> **WRITTEN INSTRUCTION**
Output the material word for word. Leave each picture out.
++++ DATA LISTING
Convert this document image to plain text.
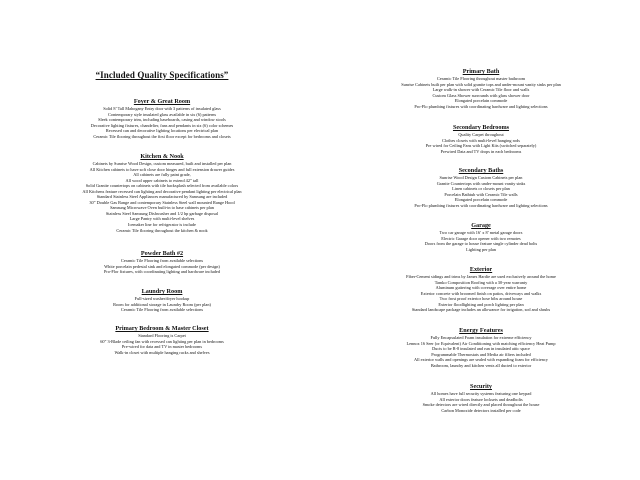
“Included Quality Specifications”
Foyer & Great Room
Solid 8’ Tall Mahogany Entry door with 3 patterns of insulated glass
Contemporary style insulated glass available in six (6) patterns
Sleek contemporary trim, including baseboards, casing and window stools
Decorative lighting fixtures, chandelier, fans and pendants in six (6) color schemes
Recessed can and decorative lighting locations per electrical plan
Ceramic Tile flooring throughout the first floor except for bedrooms and closets
Kitchen & Nook
Cabinets by Sunrise Wood Design, custom measured, built and installed per plan
All Kitchen cabinets to have soft close door hinges and full extension drawer guides
All cabinets are fully paint grade,
All wood upper cabinets to extend 42” tall
Solid Granite countertops on cabinets with tile backsplash selected from available colors
All Kitchens feature recessed can lighting and decorative pendant lighting per electrical plan
Standard Stainless Steel Appliances manufactured by Samsung are included
30” Double Gas Range and contemporary Stainless Steel wall mounted Range Hood
Samsung Microwave Oven built-in to base cabinets per plan
Stainless Steel Samsung Dishwasher and 1/2 hp garbage disposal
Large Pantry with multi-level shelves
Icemaker line for refrigerator is include
Ceramic Tile flooring throughout the kitchen & nook
Powder Bath #2
Ceramic Tile Flooring from available selections
White porcelain pedestal sink and elongated commode (per design)
Pro-Flor fixtures, with coordinating lighting and hardware included
Laundry Room
Full-sized washer/dryer hookup
Room for additional storage in Laundry Room (per plan)
Ceramic Tile Flooring from available selections
Primary Bedroom & Master Closet
Standard Flooring is Carpet
60” 3-Blade ceiling fan with recessed can lighting per plan in bedrooms
Pre-wired for data and TV in master bedrooms
Walk-in closet with multiple hanging racks and shelves
Primary Bath
Ceramic Tile Flooring throughout master bathroom
Sunrise Cabinets built per plan with solid granite tops and under-mount vanity sinks per plan
Large walk-in shower with Ceramic Tile floor and walls
Custom Glass Shower surrounds with glass shower door
Elongated porcelain commode
Pro-Flo plumbing fixtures with coordinating hardware and lighting selections
Secondary Bedrooms
Quality Carpet throughout
Clothes closets with multi-level hanging rods
Pre wired for Ceiling Fans with Light Kits (switched separately)
Prewired Data and TV drops in each bedrooms
Secondary Baths
Sunrise Wood Design Custom Cabinets per plan
Granite Countertops with under-mount vanity sinks
Linen cabinets or closets per plan
Porcelain Bathtub with Ceramic Tile walls
Elongated porcelain commode
Pro-Flo plumbing fixtures with coordinating hardware and lighting selections
Garage
Two car garage with 16’ x 8’ metal garage doors
Electric Garage door opener with two remotes
Doors from the garage to house feature single cylinder dead bolts
Lighting per plan
Exterior
Fiber-Cement sidings and trims by James Hardie are used exclusively around the home
Tamko Composition Roofing with a 30-year warranty
Aluminum guttering with coverage over entire home
Exterior concrete with broomed finish on patios, driveways and walks
Two frost proof exterior hose bibs around house
Exterior floodlighting and porch lighting per plan
Standard landscape package includes an allowance for irrigation, sod and shrubs
Energy Features
Fully Encapsulated Foam insulation for extreme efficiency
Lennox 16 Seer (or Equivalent) Air Conditioning with matching efficiency Heat Pump
Ducts to be R-8 insulated and run in insulated attic space
Programmable Thermostats and Media air filters included
All exterior walls and openings are sealed with expanding foam for efficiency
Bathroom, laundry and kitchen vents all ducted to exterior
Security
All homes have full security systems featuring one keypad
All exterior doors feature locksets and deadbolts
Smoke detectors are wired directly and placed throughout the house
Carbon Monoxide detectors installed per code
++++++++
> **RESPONSE FOR THIS EXERCISE**
Convert this document image to plain text.
“Included Quality Specifications”
Foyer & Great Room
Solid 8’ Tall Mahogany Entry door with 3 patterns of insulated glass
Contemporary style insulated glass available in six (6) patterns
Sleek contemporary trim, including baseboards, casing and window stools
Decorative lighting fixtures, chandelier, fans and pendants in six (6) color schemes
Recessed can and decorative lighting locations per electrical plan
Ceramic Tile flooring throughout the first floor except for bedrooms and closets
Kitchen & Nook
Cabinets by Sunrise Wood Design, custom measured, built and installed per plan
All Kitchen cabinets to have soft close door hinges and full extension drawer guides
All cabinets are fully paint grade,
All wood upper cabinets to extend 42” tall
Solid Granite countertops on cabinets with tile backsplash selected from available colors
All Kitchens feature recessed can lighting and decorative pendant lighting per electrical plan
Standard Stainless Steel Appliances manufactured by Samsung are included
30” Double Gas Range and contemporary Stainless Steel wall mounted Range Hood
Samsung Microwave Oven built-in to base cabinets per plan
Stainless Steel Samsung Dishwasher and 1/2 hp garbage disposal
Large Pantry with multi-level shelves
Icemaker line for refrigerator is include
Ceramic Tile flooring throughout the kitchen & nook
Powder Bath #2
Ceramic Tile Flooring from available selections
White porcelain pedestal sink and elongated commode (per design)
Pro-Flor fixtures, with coordinating lighting and hardware included
Laundry Room
Full-sized washer/dryer hookup
Room for additional storage in Laundry Room (per plan)
Ceramic Tile Flooring from available selections
Primary Bedroom & Master Closet
Standard Flooring is Carpet
60” 3-Blade ceiling fan with recessed can lighting per plan in bedrooms
Pre-wired for data and TV in master bedrooms
Walk-in closet with multiple hanging racks and shelves
Primary Bath
Ceramic Tile Flooring throughout master bathroom
Sunrise Cabinets built per plan with solid granite tops and under-mount vanity sinks per plan
Large walk-in shower with Ceramic Tile floor and walls
Custom Glass Shower surrounds with glass shower door
Elongated porcelain commode
Pro-Flo plumbing fixtures with coordinating hardware and lighting selections
Secondary Bedrooms
Quality Carpet throughout
Clothes closets with multi-level hanging rods
Pre wired for Ceiling Fans with Light Kits (switched separately)
Prewired Data and TV drops in each bedrooms
Secondary Baths
Sunrise Wood Design Custom Cabinets per plan
Granite Countertops with under-mount vanity sinks
Linen cabinets or closets per plan
Porcelain Bathtub with Ceramic Tile walls
Elongated porcelain commode
Pro-Flo plumbing fixtures with coordinating hardware and lighting selections
Garage
Two car garage with 16’ x 8’ metal garage doors
Electric Garage door opener with two remotes
Doors from the garage to house feature single cylinder dead bolts
Lighting per plan
Exterior
Fiber-Cement sidings and trims by James Hardie are used exclusively around the home
Tamko Composition Roofing with a 30-year warranty
Aluminum guttering with coverage over entire home
Exterior concrete with broomed finish on patios, driveways and walks
Two frost proof exterior hose bibs around house
Exterior floodlighting and porch lighting per plan
Standard landscape package includes an allowance for irrigation, sod and shrubs
Energy Features
Fully Encapsulated Foam insulation for extreme efficiency
Lennox 16 Seer (or Equivalent) Air Conditioning with matching efficiency Heat Pump
Ducts to be R-8 insulated and run in insulated attic space
Programmable Thermostats and Media air filters included
All exterior walls and openings are sealed with expanding foam for efficiency
Bathroom, laundry and kitchen vents all ducted to exterior
Security
All homes have full security systems featuring one keypad
All exterior doors feature locksets and deadbolts
Smoke detectors are wired directly and placed throughout the house
Carbon Monoxide detectors installed per code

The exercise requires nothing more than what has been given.